# TEXTE D'ÉTUDE
================
La France se décide à déclarer la guerre à l'Allemagne

Et, ce 3 septembre 1939, les Berlinois vont au théâtre.

Midi. L'ambassadeur de France, Robert Coulondre, se présente à la Wilhelmstrasse, porteur de l'ultimatum français. Une fois de plus, le ministre est absent. Coulondre devra attendre une demi-heure avant de remettre à Ribbentrop le texte fatidique : « Le gouvernement de la République a l'honneur d'informer le gouvernement du Reich qu'il se trouve dans l'obligation de remplir à partir d'aujourd'hui, 3 septembre, à 17 heures, les engagements contractés par la France, envers la Pologne et qui sont connus du gouvernement allemand. »
Un peu plus tard, à l'ambassade de France, Robert Coulondre prépare son départ. Les archives sont brûlées. Au début de l'après-midi, un cordon de policiers isole le bâtiment. L'ambassade de Grande-Bretagne est également protégée. Mais les Berlinois ne se livrent à aucune manifestation d'hostilité.
================
# DONNÉES ENREGISTRÉES
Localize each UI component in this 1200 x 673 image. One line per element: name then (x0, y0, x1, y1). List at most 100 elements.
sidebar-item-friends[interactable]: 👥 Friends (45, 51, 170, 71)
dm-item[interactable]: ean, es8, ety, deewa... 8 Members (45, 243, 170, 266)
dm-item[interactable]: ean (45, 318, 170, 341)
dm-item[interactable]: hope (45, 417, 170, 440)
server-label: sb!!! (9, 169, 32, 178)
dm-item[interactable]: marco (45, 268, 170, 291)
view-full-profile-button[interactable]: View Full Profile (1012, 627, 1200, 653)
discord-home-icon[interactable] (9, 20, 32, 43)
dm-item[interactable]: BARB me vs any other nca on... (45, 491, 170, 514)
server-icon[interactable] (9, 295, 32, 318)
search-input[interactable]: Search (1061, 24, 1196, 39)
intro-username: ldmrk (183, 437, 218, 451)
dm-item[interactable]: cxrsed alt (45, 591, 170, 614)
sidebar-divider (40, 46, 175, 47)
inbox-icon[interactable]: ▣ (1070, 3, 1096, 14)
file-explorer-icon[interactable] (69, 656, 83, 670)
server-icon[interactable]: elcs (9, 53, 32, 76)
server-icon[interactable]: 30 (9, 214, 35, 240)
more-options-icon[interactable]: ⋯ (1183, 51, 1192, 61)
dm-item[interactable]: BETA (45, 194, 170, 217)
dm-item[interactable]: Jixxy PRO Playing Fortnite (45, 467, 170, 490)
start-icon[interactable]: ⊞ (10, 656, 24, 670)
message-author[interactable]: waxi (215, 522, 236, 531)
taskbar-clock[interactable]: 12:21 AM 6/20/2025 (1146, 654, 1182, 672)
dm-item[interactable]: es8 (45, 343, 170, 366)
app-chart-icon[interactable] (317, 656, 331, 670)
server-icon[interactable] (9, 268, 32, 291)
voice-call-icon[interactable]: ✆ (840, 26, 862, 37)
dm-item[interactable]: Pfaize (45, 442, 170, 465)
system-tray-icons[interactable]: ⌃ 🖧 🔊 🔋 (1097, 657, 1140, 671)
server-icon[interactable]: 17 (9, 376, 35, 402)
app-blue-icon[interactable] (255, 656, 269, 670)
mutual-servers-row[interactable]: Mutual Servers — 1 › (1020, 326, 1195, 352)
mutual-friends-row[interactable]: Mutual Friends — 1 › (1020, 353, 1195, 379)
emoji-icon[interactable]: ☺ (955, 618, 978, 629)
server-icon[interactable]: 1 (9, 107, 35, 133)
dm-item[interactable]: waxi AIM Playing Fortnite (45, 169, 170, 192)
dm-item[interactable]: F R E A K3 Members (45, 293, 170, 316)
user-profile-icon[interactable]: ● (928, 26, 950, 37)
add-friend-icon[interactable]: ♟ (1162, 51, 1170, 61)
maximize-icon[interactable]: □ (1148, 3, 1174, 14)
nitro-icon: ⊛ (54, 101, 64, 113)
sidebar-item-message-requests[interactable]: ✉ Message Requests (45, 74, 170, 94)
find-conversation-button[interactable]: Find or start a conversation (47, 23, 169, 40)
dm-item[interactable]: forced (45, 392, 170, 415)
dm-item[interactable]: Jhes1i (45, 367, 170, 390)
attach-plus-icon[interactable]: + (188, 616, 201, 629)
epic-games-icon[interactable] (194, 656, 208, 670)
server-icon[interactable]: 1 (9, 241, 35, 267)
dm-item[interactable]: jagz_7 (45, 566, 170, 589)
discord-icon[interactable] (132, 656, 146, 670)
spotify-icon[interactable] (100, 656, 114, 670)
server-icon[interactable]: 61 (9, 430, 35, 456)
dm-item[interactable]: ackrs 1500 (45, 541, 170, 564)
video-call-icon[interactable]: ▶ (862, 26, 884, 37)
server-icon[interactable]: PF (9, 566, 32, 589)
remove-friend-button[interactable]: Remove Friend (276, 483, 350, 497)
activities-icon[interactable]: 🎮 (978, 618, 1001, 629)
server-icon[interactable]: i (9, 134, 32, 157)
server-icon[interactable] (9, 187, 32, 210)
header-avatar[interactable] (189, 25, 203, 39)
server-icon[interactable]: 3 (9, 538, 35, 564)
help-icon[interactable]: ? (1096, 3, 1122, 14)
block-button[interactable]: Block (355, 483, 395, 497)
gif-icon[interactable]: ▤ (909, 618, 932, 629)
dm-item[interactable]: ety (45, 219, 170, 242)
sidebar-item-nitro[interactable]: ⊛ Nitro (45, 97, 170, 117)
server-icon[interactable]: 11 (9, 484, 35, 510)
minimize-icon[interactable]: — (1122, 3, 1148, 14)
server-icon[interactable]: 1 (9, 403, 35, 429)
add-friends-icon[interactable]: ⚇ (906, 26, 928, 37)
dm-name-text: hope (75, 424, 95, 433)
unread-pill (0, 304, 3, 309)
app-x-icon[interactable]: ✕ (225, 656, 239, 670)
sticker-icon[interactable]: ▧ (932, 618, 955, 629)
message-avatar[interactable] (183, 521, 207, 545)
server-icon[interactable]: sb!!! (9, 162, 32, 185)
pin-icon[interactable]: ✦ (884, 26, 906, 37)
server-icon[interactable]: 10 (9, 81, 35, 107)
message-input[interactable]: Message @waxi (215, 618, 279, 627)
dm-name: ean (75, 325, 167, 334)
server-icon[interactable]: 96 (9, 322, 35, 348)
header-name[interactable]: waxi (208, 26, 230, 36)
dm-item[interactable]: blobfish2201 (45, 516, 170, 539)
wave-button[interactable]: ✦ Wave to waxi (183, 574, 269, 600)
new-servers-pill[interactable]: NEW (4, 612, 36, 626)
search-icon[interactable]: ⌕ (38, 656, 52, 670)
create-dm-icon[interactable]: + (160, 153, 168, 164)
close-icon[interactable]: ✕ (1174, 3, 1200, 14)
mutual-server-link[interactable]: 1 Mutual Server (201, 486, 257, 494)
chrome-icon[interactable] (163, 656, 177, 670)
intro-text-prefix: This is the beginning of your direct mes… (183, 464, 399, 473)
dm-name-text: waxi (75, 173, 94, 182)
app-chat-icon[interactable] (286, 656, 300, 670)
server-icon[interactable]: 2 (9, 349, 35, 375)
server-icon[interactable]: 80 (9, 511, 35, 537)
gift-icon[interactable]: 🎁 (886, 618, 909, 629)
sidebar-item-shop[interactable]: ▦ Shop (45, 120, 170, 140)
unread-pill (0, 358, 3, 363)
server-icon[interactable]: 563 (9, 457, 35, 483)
================
# EXERCICES À RÉSOUDRE
**A.** Répondez aux questions suivantes sur le texte consacré à la déclaration de guerre de la France :
(i) À quelle heure Robert Coulondre se présente-t-il à la Wilhelmstrasse ?
(ii) Combien de temps doit-il attendre avant de remettre l'ultimatum à Ribbentrop ?
(iii) Que devient le contenu des archives à l'ambassade de France ?
**B.** Poursuivez le texte consacré à la déclaration de guerre de la France, en reprenant après sa dernière phrase.

# RÉSULTATS PAR EXERCICE
**A.**
(i) À midi.
(ii) Une demi-heure.
(iii) Les archives sont brûlées.

**B.**
Il fait un temps radieux. Les promeneurs du dimanche sont nombreux et nonchalants sur la Wilhelmstrasse et tout au long du Kurfürstendamm. Au début de l'après-midi, la Première rhapsodie hongroise de Liszt est brusquement interrompue à la radio. Le speaker annonce la diffusion d'un communiqué très important. Dans le silence brutal, la voix du speaker : l'Angleterre s'est déclarée en état de guerre avec l'Allemagne. A 18 heures, ce sera le Führer qui parlera à son peuple, terminant sa diatribe contre les ploutocrates anglais par cette conclusion théâtrale : « Je pars ce soir pour le front. » A 21 heures, le paquebot britannique Athenia sera coulé par un sous-marin allemand, sans avertissement...
Dans l'après-midi, les Berlinois qui ne sont pas partis pour le front sont allés aux matches de football ou de hockey ou bien aux courses. Le soir, l'Opéra est comble. Au programme : La Bohème.